/---

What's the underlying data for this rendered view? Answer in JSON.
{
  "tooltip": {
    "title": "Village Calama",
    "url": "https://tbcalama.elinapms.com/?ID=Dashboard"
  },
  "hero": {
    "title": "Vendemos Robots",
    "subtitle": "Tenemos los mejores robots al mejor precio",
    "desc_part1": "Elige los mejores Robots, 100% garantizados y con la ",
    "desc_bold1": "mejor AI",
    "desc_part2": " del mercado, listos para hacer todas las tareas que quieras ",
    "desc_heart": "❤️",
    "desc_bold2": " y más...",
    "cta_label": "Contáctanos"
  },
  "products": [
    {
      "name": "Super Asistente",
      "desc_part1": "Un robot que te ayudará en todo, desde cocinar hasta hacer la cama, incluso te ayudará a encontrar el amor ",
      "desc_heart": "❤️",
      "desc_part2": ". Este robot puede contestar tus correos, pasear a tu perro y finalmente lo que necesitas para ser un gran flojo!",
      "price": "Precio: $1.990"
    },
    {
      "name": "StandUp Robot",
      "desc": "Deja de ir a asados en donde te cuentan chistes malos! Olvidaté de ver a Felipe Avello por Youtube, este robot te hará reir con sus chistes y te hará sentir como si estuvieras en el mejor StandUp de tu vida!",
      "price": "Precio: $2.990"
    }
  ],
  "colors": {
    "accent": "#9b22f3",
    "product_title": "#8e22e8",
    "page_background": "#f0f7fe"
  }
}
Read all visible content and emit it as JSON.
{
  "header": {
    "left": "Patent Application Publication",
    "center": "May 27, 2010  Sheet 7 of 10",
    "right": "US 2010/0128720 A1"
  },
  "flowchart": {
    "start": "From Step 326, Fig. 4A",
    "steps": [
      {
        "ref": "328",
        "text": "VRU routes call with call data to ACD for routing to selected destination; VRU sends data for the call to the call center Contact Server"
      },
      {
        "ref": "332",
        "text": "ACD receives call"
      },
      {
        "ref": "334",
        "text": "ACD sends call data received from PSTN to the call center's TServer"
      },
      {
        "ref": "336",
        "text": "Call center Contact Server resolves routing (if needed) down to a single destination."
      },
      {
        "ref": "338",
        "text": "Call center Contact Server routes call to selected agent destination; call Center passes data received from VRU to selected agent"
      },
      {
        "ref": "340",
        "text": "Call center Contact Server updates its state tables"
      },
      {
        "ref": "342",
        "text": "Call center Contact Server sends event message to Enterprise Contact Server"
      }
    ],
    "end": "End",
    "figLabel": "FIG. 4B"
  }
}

\---

## What you will do:
Can you give every line above again, exactly as written?

## Exercise solution:
What's the underlying data for this rendered view? Answer in JSON.
{
  "tooltip": {
    "title": "Village Calama",
    "url": "https://tbcalama.elinapms.com/?ID=Dashboard"
  },
  "hero": {
    "title": "Vendemos Robots",
    "subtitle": "Tenemos los mejores robots al mejor precio",
    "desc_part1": "Elige los mejores Robots, 100% garantizados y con la ",
    "desc_bold1": "mejor AI",
    "desc_part2": " del mercado, listos para hacer todas las tareas que quieras ",
    "desc_heart": "❤️",
    "desc_bold2": " y más...",
    "cta_label": "Contáctanos"
  },
  "products": [
    {
      "name": "Super Asistente",
      "desc_part1": "Un robot que te ayudará en todo, desde cocinar hasta hacer la cama, incluso te ayudará a encontrar el amor ",
      "desc_heart": "❤️",
      "desc_part2": ". Este robot puede contestar tus correos, pasear a tu perro y finalmente lo que necesitas para ser un gran flojo!",
      "price": "Precio: $1.990"
    },
    {
      "name": "StandUp Robot",
      "desc": "Deja de ir a asados en donde te cuentan chistes malos! Olvidaté de ver a Felipe Avello por Youtube, este robot te hará reir con sus chistes y te hará sentir como si estuvieras en el mejor StandUp de tu vida!",
      "price": "Precio: $2.990"
    }
  ],
  "colors": {
    "accent": "#9b22f3",
    "product_title": "#8e22e8",
    "page_background": "#f0f7fe"
  }
}
Read all visible content and emit it as JSON.
{
  "header": {
    "left": "Patent Application Publication",
    "center": "May 27, 2010  Sheet 7 of 10",
    "right": "US 2010/0128720 A1"
  },
  "flowchart": {
    "start": "From Step 326, Fig. 4A",
    "steps": [
      {
        "ref": "328",
        "text": "VRU routes call with call data to ACD for routing to selected destination; VRU sends data for the call to the call center Contact Server"
      },
      {
        "ref": "332",
        "text": "ACD receives call"
      },
      {
        "ref": "334",
        "text": "ACD sends call data received from PSTN to the call center's TServer"
      },
      {
        "ref": "336",
        "text": "Call center Contact Server resolves routing (if needed) down to a single destination."
      },
      {
        "ref": "338",
        "text": "Call center Contact Server routes call to selected agent destination; call Center passes data received from VRU to selected agent"
      },
      {
        "ref": "340",
        "text": "Call center Contact Server updates its state tables"
      },
      {
        "ref": "342",
        "text": "Call center Contact Server sends event message to Enterprise Contact Server"
      }
    ],
    "end": "End",
    "figLabel": "FIG. 4B"
  }
}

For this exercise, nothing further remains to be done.